— PROBLEM DESCRIPTION —
Identify all lines in the data containing the string "alla". Copy them out.

— RECORDS FOR THIS EXERCISE —

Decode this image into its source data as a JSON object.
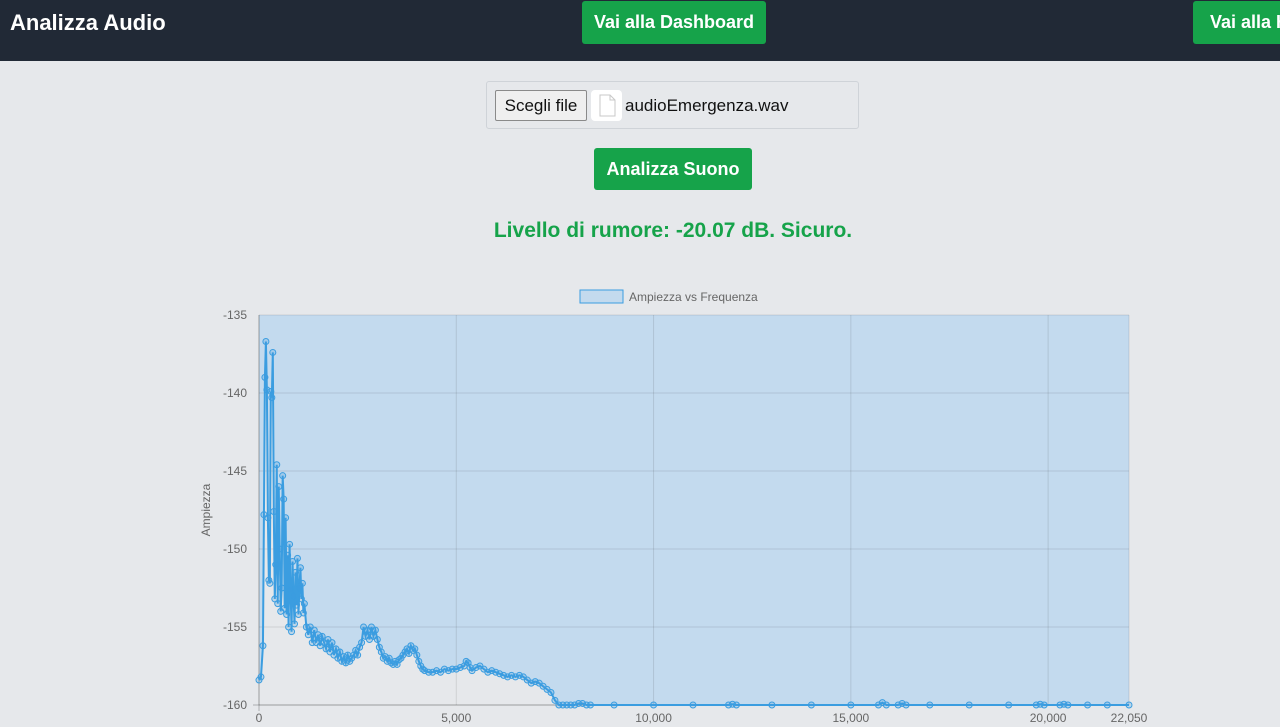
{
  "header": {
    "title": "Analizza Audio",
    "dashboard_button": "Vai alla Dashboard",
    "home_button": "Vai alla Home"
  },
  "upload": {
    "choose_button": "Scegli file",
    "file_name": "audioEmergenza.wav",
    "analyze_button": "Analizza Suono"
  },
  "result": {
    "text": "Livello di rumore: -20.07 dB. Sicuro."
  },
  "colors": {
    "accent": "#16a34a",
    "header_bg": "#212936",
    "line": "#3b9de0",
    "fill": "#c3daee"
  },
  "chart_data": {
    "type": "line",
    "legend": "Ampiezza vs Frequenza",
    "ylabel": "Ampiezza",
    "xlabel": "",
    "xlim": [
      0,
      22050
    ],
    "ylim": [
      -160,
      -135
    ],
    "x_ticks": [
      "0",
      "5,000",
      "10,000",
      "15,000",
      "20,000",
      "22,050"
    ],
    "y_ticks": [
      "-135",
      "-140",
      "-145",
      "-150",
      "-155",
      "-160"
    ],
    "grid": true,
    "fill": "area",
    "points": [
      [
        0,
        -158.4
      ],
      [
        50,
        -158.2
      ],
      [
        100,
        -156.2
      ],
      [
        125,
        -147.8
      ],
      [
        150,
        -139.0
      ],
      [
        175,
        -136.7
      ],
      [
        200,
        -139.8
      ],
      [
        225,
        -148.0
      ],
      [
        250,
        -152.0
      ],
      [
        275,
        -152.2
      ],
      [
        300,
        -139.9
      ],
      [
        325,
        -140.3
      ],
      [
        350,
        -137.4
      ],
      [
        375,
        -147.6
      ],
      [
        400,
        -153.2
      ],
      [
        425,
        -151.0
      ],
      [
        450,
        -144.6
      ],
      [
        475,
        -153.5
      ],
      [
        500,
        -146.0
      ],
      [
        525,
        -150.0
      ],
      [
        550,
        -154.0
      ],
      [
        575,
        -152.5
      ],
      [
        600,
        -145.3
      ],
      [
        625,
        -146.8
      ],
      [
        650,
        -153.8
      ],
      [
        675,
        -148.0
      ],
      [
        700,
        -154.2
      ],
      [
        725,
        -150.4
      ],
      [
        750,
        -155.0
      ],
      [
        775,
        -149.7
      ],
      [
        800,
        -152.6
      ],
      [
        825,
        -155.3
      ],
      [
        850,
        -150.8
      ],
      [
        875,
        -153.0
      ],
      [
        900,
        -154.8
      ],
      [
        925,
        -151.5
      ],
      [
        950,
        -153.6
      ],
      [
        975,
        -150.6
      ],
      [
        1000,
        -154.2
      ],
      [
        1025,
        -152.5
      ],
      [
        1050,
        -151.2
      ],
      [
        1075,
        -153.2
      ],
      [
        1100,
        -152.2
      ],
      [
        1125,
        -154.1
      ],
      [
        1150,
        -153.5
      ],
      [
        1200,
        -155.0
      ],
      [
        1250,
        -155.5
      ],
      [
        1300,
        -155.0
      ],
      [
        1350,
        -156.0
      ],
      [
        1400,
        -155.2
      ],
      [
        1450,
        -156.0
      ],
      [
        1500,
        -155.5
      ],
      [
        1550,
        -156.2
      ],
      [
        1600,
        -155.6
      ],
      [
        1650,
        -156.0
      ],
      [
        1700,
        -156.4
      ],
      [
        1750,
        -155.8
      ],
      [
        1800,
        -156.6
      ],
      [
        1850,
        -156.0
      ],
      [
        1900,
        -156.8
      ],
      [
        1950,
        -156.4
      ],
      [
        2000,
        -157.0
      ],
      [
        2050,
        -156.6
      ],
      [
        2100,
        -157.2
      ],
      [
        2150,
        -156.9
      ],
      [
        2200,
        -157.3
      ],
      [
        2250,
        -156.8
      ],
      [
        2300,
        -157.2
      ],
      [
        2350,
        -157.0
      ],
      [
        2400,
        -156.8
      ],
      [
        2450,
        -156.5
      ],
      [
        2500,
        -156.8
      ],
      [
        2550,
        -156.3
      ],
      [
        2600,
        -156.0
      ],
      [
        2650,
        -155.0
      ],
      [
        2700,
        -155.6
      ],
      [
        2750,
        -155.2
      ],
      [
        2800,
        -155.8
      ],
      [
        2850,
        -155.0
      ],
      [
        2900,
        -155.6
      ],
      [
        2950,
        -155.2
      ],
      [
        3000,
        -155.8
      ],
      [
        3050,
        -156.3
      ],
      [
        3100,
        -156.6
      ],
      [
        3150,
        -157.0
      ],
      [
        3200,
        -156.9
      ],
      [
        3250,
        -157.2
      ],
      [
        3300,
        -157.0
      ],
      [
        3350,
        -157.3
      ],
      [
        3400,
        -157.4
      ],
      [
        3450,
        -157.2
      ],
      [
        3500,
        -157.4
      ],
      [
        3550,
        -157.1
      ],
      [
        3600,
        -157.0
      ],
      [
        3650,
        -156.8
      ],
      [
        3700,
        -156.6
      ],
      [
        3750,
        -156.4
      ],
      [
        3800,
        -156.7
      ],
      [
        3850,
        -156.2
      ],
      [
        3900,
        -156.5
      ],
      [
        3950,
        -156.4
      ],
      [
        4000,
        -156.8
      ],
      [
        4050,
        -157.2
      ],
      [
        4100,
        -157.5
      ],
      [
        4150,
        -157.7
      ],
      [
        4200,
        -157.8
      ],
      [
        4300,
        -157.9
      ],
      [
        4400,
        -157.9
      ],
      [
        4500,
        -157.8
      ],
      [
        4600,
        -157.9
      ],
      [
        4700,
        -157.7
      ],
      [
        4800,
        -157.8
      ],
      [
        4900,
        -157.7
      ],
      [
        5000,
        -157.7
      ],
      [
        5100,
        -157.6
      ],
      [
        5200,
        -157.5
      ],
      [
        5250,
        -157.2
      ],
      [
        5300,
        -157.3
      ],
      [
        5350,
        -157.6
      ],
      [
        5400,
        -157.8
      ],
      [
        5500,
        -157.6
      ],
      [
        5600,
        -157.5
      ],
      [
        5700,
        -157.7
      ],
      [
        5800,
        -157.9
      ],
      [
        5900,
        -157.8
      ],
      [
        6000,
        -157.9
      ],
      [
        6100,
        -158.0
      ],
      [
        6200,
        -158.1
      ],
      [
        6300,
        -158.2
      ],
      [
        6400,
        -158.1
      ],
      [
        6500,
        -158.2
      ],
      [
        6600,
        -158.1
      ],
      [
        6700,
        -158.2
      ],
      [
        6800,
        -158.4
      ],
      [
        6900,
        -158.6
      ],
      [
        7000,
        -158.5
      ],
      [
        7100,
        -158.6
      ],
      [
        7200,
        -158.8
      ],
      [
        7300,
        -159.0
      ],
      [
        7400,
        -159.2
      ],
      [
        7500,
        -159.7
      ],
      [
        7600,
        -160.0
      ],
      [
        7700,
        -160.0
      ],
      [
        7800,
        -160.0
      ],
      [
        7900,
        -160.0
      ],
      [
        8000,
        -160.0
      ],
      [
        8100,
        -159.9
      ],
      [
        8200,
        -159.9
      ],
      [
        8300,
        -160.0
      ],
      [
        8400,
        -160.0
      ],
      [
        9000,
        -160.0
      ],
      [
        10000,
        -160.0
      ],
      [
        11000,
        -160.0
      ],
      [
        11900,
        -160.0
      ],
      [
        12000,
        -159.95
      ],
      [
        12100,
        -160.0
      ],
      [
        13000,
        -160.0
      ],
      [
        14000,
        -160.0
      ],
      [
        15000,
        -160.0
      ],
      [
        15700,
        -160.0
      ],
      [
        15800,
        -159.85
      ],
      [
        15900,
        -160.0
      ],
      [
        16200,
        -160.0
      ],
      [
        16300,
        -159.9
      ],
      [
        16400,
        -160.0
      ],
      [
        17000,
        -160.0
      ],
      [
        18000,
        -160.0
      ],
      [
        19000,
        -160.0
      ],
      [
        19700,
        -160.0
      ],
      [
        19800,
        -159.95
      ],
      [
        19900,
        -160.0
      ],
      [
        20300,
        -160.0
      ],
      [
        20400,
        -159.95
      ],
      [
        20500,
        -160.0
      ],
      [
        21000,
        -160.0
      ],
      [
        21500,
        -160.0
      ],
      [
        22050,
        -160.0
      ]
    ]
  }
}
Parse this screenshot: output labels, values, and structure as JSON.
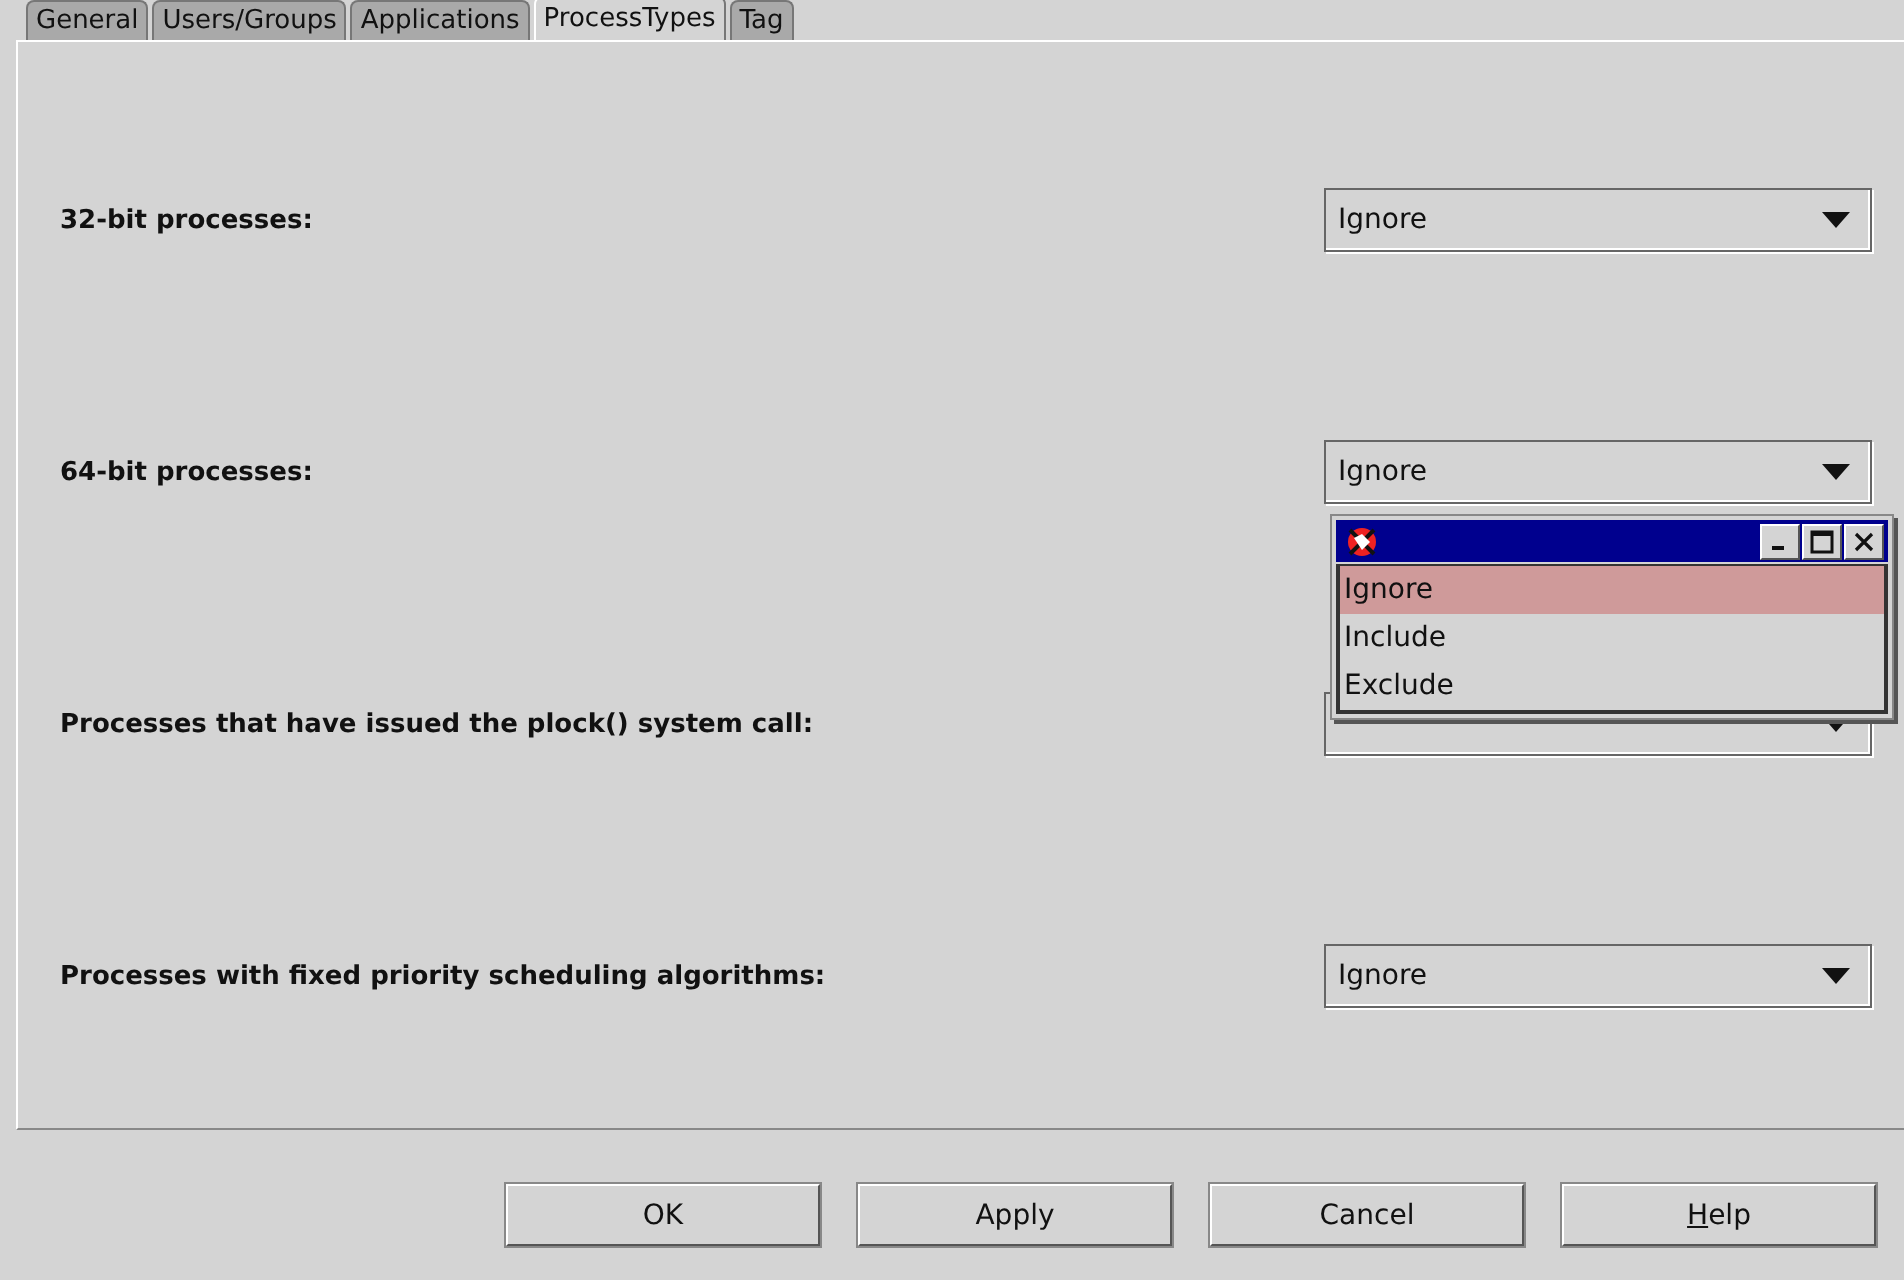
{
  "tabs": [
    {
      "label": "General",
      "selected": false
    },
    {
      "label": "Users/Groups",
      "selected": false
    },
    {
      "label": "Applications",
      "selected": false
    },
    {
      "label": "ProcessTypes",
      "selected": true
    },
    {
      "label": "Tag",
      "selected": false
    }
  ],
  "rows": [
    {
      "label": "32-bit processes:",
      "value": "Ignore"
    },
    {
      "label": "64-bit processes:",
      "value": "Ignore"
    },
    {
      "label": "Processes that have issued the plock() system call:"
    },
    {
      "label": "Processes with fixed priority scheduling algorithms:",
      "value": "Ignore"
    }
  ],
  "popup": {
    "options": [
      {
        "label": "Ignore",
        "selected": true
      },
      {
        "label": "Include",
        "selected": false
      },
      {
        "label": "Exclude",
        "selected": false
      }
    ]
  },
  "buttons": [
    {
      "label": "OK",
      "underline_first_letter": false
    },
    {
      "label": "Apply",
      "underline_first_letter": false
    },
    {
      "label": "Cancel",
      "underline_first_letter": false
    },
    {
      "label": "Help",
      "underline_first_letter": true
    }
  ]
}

— FINAL RESULT —
    "dashboard_button": "Vai alla Dashboard",
    "home_button": "Vai alla Home"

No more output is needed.